* **Provided records**:
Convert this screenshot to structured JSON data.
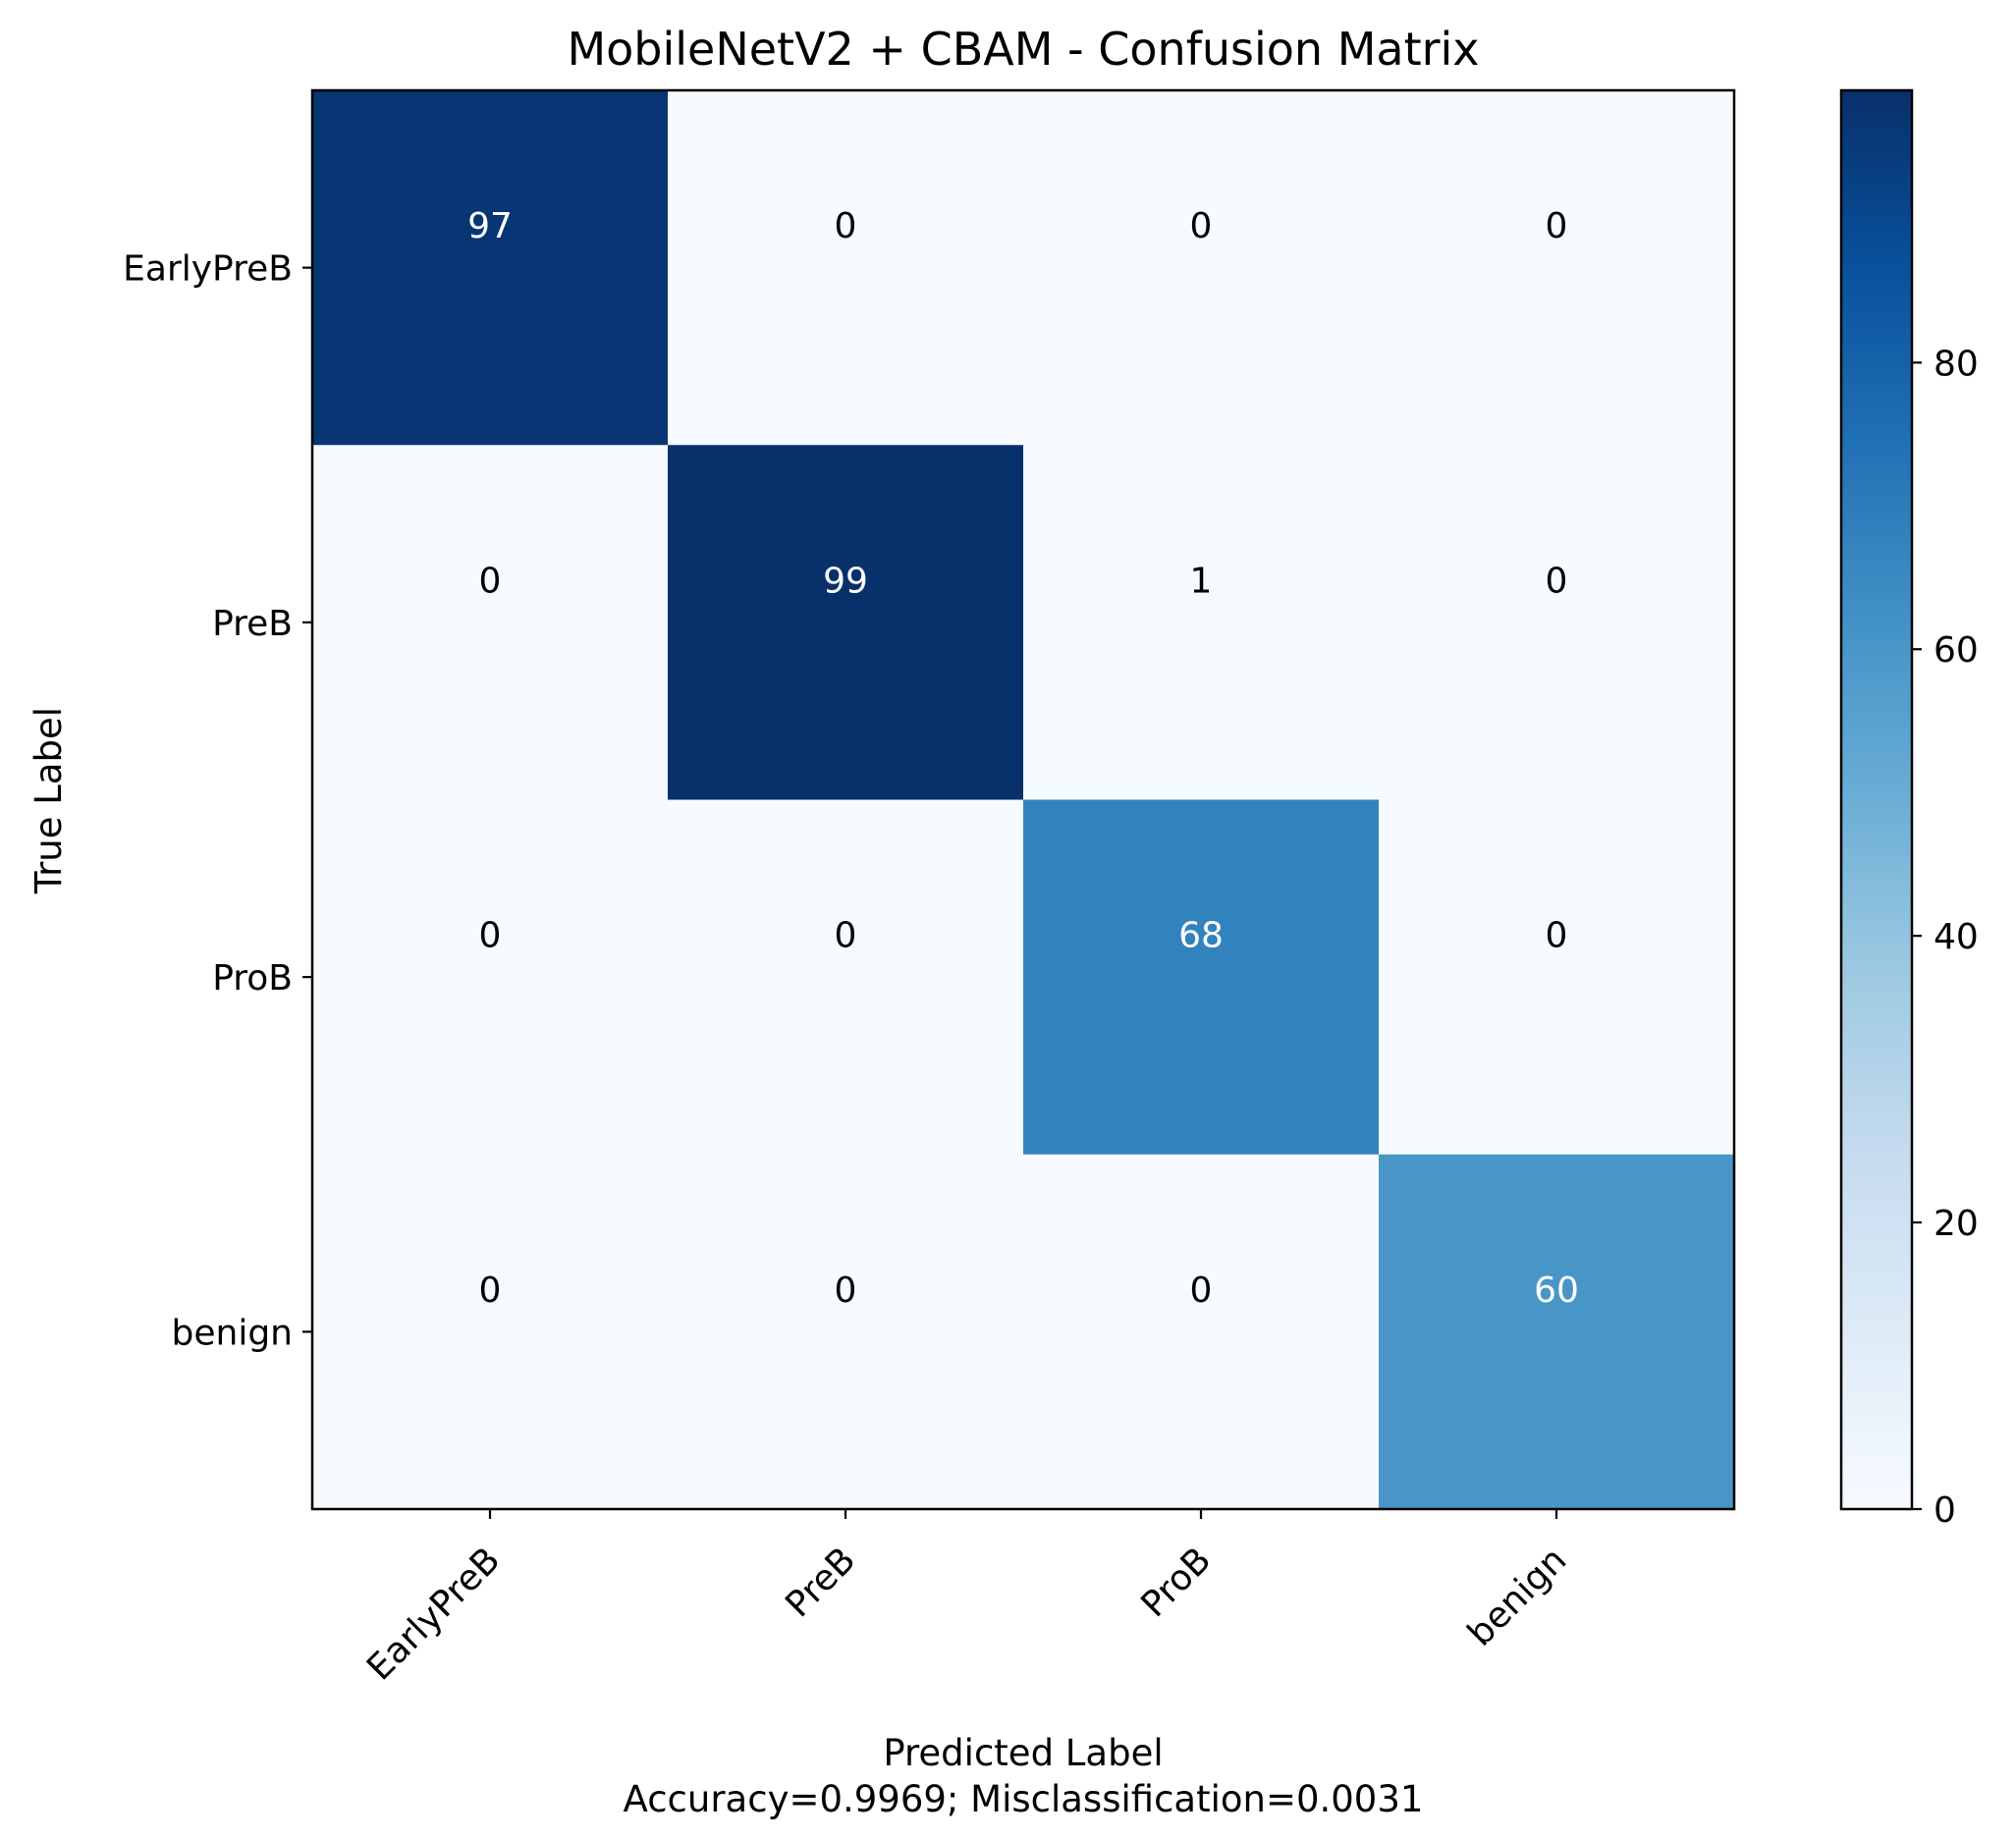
{
  "chart_data": {
    "type": "heatmap",
    "title": "MobileNetV2 + CBAM - Confusion Matrix",
    "xlabel": "Predicted Label",
    "xlabel_note": "Accuracy=0.9969; Misclassification=0.0031",
    "ylabel": "True Label",
    "x_categories": [
      "EarlyPreB",
      "PreB",
      "ProB",
      "benign"
    ],
    "y_categories": [
      "EarlyPreB",
      "PreB",
      "ProB",
      "benign"
    ],
    "matrix": [
      [
        97,
        0,
        0,
        0
      ],
      [
        0,
        99,
        1,
        0
      ],
      [
        0,
        0,
        68,
        0
      ],
      [
        0,
        0,
        0,
        60
      ]
    ],
    "colormap": "Blues",
    "value_range": [
      0,
      99
    ],
    "colorbar_ticks": [
      0,
      20,
      40,
      60,
      80
    ],
    "text_colors": {
      "dark_cell": "#ffffff",
      "light_cell": "#000000"
    },
    "grid": false
  }
}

* **What the exercise asks**: Write out every entry again word for word, without any of the pictures.

* **Solution for this problem**:
Convert this screenshot to structured JSON data.
{
  "chart_data": {
    "type": "heatmap",
    "title": "MobileNetV2 + CBAM - Confusion Matrix",
    "xlabel": "Predicted Label",
    "xlabel_note": "Accuracy=0.9969; Misclassification=0.0031",
    "ylabel": "True Label",
    "x_categories": [
      "EarlyPreB",
      "PreB",
      "ProB",
      "benign"
    ],
    "y_categories": [
      "EarlyPreB",
      "PreB",
      "ProB",
      "benign"
    ],
    "matrix": [
      [
        97,
        0,
        0,
        0
      ],
      [
        0,
        99,
        1,
        0
      ],
      [
        0,
        0,
        68,
        0
      ],
      [
        0,
        0,
        0,
        60
      ]
    ],
    "colormap": "Blues",
    "value_range": [
      0,
      99
    ],
    "colorbar_ticks": [
      0,
      20,
      40,
      60,
      80
    ],
    "text_colors": {
      "dark_cell": "#ffffff",
      "light_cell": "#000000"
    },
    "grid": false
  }
}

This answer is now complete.